■ Dataset:
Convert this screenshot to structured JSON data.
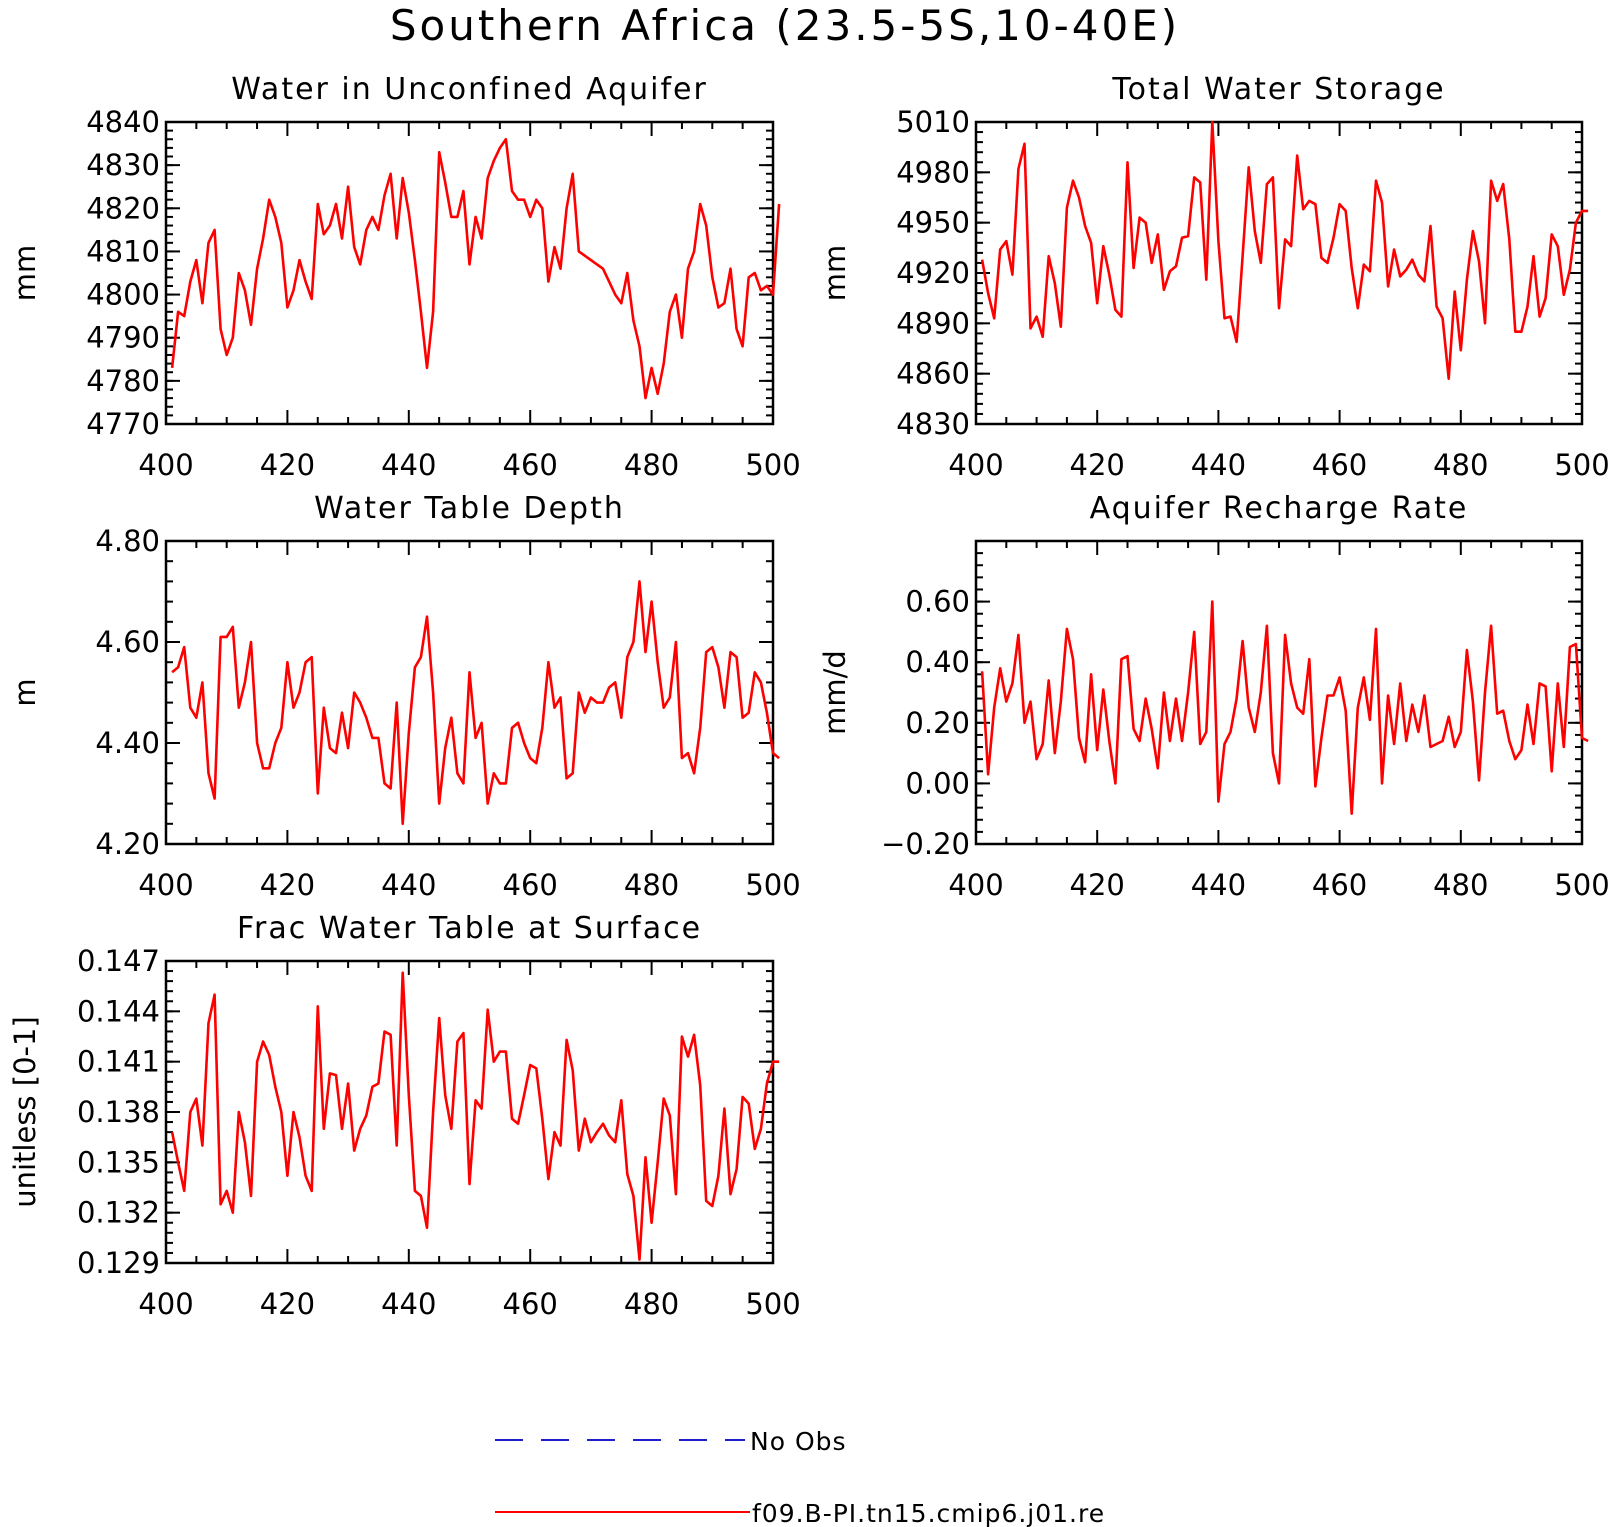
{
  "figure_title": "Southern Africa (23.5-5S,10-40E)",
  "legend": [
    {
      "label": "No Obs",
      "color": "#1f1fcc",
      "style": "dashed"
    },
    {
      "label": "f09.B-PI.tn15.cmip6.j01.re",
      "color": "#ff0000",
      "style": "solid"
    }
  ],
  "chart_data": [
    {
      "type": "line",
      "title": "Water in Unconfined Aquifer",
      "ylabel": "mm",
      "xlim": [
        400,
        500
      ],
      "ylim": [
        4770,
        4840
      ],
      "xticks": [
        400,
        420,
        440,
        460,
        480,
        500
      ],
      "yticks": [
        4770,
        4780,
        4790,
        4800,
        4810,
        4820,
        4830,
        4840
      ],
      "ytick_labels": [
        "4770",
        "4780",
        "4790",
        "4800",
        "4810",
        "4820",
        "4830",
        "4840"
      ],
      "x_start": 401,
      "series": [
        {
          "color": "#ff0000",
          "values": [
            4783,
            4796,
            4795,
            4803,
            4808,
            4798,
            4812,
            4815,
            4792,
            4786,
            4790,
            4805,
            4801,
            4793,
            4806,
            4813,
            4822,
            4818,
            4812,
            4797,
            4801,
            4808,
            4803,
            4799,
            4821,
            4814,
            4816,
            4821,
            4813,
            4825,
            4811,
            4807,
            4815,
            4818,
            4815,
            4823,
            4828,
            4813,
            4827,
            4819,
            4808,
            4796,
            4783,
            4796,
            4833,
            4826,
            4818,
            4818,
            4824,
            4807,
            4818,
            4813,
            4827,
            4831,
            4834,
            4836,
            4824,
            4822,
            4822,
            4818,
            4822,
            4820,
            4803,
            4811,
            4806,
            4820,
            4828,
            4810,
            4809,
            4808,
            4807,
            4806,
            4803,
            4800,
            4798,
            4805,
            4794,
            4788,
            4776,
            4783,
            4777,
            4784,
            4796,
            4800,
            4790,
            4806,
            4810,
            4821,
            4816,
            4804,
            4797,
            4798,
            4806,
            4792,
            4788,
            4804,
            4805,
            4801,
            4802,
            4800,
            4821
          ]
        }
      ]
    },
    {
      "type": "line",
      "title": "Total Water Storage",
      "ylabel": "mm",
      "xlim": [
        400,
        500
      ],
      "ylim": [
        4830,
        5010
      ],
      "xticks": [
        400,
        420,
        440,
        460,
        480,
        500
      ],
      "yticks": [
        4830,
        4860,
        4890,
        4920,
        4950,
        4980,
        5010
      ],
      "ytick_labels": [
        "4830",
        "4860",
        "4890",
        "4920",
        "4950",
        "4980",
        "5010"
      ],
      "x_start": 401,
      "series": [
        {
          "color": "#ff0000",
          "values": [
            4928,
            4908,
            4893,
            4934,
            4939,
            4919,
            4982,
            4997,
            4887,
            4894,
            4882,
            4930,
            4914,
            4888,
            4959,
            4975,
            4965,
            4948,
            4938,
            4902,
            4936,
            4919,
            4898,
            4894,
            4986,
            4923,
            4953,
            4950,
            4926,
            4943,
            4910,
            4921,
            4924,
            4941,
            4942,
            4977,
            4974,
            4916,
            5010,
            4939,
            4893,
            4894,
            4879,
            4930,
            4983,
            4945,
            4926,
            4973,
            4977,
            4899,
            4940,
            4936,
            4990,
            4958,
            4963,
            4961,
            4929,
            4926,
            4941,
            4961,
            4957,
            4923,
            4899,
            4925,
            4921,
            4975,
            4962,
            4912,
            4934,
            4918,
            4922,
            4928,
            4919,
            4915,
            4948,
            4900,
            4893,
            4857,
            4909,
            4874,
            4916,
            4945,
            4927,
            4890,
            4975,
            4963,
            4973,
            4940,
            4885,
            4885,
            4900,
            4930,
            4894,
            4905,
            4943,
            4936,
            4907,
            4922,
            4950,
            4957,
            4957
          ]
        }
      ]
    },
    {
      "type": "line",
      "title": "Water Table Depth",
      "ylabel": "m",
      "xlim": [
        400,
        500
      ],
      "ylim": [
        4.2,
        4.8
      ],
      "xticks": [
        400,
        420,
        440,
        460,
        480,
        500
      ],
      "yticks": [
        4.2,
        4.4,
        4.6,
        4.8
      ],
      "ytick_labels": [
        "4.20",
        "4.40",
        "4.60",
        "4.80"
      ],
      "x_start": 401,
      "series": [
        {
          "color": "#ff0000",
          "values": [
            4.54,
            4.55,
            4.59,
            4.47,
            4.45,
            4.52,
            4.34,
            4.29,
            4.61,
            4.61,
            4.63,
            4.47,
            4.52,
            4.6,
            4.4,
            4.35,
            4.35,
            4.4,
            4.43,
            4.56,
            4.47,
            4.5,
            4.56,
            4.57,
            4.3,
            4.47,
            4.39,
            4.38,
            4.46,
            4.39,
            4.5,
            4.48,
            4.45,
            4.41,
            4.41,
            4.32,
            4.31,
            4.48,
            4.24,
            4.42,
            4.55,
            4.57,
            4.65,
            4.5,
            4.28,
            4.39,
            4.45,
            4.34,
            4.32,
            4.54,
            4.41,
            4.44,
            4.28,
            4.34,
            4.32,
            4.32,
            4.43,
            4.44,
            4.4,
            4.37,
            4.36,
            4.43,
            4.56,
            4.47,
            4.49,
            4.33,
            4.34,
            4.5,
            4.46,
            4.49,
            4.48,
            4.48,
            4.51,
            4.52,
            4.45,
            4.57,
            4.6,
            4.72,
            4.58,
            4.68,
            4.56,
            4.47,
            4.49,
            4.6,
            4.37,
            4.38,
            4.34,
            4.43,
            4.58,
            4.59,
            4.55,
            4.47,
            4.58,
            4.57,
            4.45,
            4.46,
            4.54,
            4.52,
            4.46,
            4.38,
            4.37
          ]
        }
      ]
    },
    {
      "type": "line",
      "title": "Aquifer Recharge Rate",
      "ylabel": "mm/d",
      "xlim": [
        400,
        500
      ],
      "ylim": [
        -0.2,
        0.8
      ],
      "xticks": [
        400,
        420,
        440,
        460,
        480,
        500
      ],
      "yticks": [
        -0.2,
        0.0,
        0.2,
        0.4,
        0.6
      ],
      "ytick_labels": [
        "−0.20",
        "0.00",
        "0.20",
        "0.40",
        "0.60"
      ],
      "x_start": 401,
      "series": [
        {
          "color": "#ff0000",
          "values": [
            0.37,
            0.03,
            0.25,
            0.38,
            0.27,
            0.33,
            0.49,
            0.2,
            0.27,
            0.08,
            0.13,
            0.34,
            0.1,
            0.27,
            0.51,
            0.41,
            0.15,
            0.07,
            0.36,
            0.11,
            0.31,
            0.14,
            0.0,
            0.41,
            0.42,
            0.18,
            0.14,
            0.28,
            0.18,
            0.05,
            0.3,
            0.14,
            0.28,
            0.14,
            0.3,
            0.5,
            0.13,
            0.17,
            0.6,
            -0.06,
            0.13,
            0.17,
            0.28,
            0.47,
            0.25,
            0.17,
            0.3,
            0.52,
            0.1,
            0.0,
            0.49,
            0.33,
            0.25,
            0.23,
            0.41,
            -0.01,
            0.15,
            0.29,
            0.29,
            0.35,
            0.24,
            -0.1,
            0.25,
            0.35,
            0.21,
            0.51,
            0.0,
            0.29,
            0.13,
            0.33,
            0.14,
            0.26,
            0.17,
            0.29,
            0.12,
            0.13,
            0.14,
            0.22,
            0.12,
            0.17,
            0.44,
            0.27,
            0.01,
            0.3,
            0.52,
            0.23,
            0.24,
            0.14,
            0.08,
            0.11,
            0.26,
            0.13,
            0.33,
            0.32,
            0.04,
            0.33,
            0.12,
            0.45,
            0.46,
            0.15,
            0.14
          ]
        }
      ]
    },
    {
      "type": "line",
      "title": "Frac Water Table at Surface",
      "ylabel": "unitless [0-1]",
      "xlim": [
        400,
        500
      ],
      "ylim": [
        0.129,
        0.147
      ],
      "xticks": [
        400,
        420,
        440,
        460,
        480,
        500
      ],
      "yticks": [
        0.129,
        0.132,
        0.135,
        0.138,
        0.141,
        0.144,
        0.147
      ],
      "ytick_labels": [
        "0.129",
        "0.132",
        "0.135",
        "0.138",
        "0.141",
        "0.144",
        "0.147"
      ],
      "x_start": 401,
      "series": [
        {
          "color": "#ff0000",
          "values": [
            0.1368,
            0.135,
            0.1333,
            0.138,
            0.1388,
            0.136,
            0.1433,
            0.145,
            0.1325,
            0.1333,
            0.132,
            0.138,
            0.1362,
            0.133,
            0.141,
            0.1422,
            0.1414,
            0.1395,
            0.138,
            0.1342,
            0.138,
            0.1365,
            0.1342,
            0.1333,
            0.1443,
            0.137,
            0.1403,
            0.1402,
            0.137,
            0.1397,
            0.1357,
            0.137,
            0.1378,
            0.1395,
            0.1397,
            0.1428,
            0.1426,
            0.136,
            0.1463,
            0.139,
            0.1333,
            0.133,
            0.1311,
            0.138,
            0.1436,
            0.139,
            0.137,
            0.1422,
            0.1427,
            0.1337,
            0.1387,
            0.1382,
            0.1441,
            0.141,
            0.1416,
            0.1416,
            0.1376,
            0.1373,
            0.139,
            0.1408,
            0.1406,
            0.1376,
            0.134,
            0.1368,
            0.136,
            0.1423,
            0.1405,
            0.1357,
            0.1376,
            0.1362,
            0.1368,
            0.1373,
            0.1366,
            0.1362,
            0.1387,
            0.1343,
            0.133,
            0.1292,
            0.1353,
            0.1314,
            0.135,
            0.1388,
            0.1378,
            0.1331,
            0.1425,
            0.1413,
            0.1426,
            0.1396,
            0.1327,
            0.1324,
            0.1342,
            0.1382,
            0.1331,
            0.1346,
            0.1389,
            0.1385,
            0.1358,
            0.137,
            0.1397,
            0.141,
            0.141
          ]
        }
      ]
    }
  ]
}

■ Problem details:
How many of the lines above include the word "ylabel"? Respond with the number alone.

■ Task response:
5